### PROMPT:
Return the lines that run from the line containing "What does this" through the end of the entries, both ends included. Leave out all pictures.

(Dataset items)
━━━━━━

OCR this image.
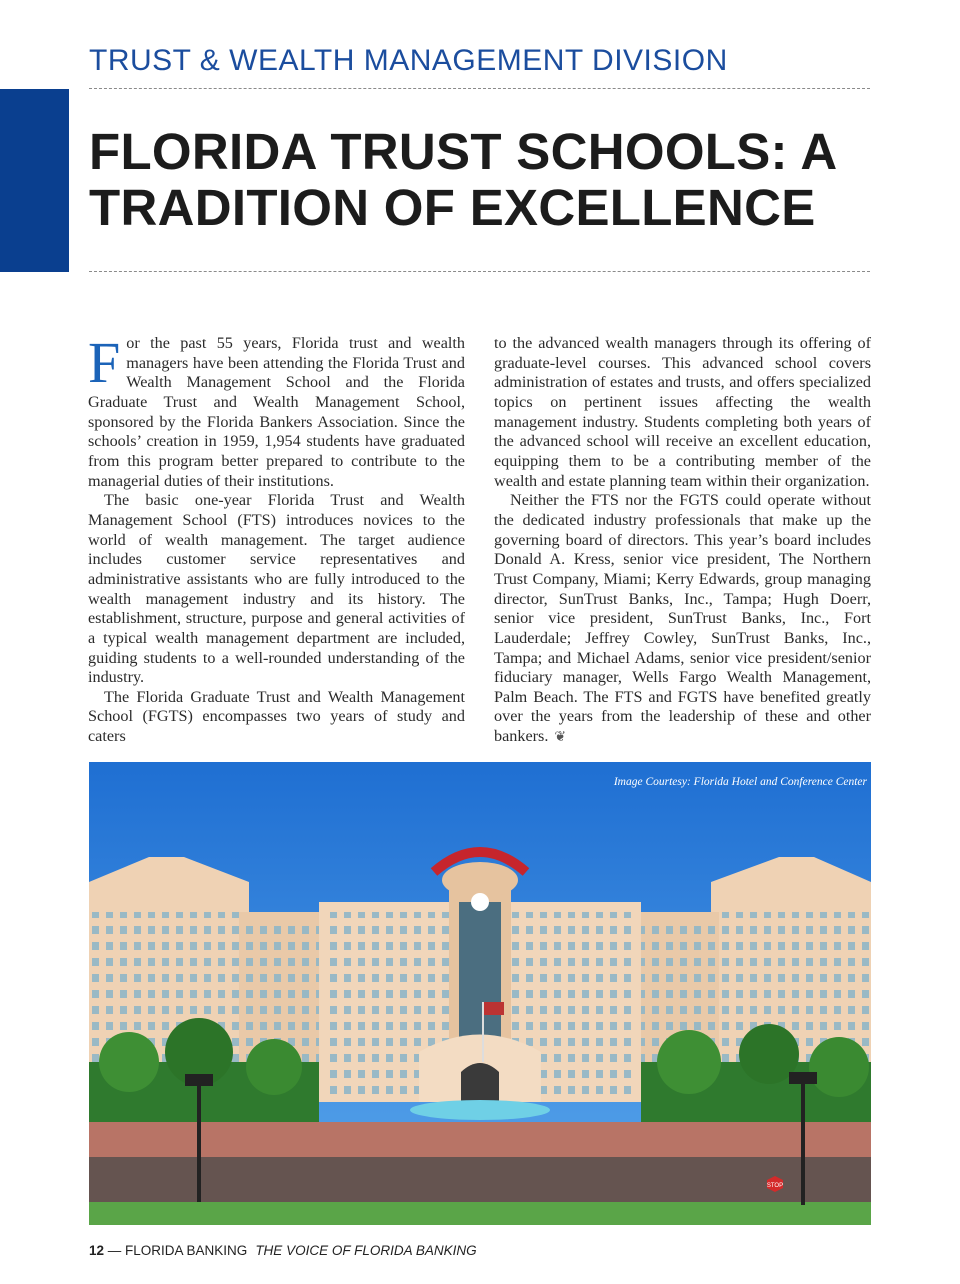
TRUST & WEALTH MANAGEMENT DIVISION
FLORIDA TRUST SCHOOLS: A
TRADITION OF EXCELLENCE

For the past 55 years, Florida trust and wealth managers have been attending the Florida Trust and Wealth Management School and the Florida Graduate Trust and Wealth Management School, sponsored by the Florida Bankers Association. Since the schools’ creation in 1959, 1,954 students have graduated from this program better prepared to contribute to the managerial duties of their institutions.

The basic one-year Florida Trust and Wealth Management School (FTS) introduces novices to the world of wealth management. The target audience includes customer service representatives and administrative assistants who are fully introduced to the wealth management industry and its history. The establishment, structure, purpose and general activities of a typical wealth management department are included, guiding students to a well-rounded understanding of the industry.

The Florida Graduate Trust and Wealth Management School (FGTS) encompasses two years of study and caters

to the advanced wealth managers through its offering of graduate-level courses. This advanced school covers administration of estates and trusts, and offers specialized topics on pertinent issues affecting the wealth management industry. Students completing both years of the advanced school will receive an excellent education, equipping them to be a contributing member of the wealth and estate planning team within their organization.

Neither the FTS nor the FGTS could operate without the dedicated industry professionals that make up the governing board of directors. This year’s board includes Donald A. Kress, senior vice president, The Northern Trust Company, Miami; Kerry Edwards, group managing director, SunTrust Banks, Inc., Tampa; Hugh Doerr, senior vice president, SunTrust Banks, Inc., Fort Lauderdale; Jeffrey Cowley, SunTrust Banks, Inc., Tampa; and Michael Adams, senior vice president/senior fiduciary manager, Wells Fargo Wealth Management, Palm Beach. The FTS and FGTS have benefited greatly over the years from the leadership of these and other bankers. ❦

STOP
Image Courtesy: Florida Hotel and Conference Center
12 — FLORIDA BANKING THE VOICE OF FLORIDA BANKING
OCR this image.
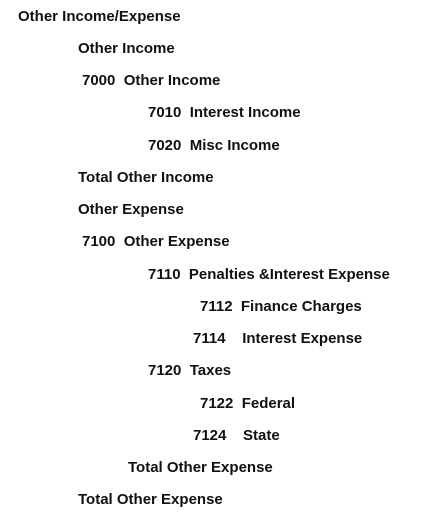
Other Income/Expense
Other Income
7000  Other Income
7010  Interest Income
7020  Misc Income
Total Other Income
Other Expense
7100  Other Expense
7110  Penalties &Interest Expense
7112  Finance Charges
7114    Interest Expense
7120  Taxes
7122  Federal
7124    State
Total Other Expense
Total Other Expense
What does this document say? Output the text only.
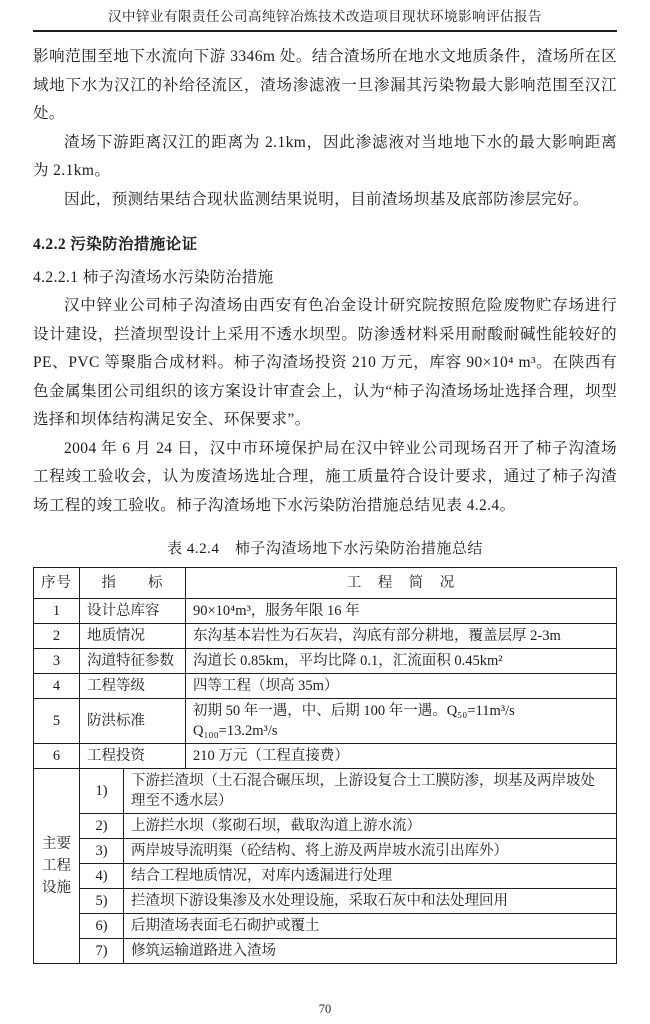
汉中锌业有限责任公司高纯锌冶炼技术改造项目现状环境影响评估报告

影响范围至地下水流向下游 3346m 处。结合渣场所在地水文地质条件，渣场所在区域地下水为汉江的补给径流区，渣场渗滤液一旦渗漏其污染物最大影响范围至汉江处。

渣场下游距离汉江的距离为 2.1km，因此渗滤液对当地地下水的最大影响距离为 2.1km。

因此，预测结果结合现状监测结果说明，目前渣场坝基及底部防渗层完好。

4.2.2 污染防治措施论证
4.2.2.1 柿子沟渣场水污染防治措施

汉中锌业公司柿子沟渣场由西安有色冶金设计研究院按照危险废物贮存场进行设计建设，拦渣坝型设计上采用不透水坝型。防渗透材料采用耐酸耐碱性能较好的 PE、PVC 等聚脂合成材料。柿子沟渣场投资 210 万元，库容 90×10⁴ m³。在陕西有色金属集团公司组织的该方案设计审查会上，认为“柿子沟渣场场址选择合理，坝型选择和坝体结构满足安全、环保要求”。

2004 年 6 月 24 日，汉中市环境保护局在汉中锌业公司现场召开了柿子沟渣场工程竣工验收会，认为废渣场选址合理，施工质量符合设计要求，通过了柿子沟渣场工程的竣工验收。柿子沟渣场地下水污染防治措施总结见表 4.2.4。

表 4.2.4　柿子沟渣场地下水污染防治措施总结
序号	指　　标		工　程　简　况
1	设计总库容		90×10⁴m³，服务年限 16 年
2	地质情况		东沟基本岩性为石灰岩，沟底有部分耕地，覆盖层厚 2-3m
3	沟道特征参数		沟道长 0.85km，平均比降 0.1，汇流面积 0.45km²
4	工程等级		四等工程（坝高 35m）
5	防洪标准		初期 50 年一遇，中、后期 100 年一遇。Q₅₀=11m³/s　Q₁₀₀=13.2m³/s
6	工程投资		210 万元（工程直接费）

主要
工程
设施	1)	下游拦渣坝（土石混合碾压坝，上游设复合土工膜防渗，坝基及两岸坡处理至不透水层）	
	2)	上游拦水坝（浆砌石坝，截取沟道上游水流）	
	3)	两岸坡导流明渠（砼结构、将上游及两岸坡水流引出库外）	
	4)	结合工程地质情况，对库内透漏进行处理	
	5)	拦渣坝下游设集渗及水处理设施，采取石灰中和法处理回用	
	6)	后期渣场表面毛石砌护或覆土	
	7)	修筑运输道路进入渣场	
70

━━━━━━

### WRITTEN REPLY:
What does this document say? Output the text only.
汉中锌业有限责任公司高纯锌冶炼技术改造项目现状环境影响评估报告

影响范围至地下水流向下游 3346m 处。结合渣场所在地水文地质条件，渣场所在区域地下水为汉江的补给径流区，渣场渗滤液一旦渗漏其污染物最大影响范围至汉江处。

渣场下游距离汉江的距离为 2.1km，因此渗滤液对当地地下水的最大影响距离为 2.1km。

因此，预测结果结合现状监测结果说明，目前渣场坝基及底部防渗层完好。

4.2.2 污染防治措施论证
4.2.2.1 柿子沟渣场水污染防治措施

汉中锌业公司柿子沟渣场由西安有色冶金设计研究院按照危险废物贮存场进行设计建设，拦渣坝型设计上采用不透水坝型。防渗透材料采用耐酸耐碱性能较好的 PE、PVC 等聚脂合成材料。柿子沟渣场投资 210 万元，库容 90×10⁴ m³。在陕西有色金属集团公司组织的该方案设计审查会上，认为“柿子沟渣场场址选择合理，坝型选择和坝体结构满足安全、环保要求”。

2004 年 6 月 24 日，汉中市环境保护局在汉中锌业公司现场召开了柿子沟渣场工程竣工验收会，认为废渣场选址合理，施工质量符合设计要求，通过了柿子沟渣场工程的竣工验收。柿子沟渣场地下水污染防治措施总结见表 4.2.4。

表 4.2.4　柿子沟渣场地下水污染防治措施总结
序号	指　　标		工　程　简　况
1	设计总库容		90×10⁴m³，服务年限 16 年
2	地质情况		东沟基本岩性为石灰岩，沟底有部分耕地，覆盖层厚 2-3m
3	沟道特征参数		沟道长 0.85km，平均比降 0.1，汇流面积 0.45km²
4	工程等级		四等工程（坝高 35m）
5	防洪标准		初期 50 年一遇，中、后期 100 年一遇。Q₅₀=11m³/s　Q₁₀₀=13.2m³/s
6	工程投资		210 万元（工程直接费）

主要
工程
设施	1)	下游拦渣坝（土石混合碾压坝，上游设复合土工膜防渗，坝基及两岸坡处理至不透水层）	
	2)	上游拦水坝（浆砌石坝，截取沟道上游水流）	
	3)	两岸坡导流明渠（砼结构、将上游及两岸坡水流引出库外）	
	4)	结合工程地质情况，对库内透漏进行处理	
	5)	拦渣坝下游设集渗及水处理设施，采取石灰中和法处理回用	
	6)	后期渣场表面毛石砌护或覆土	
	7)	修筑运输道路进入渣场	
70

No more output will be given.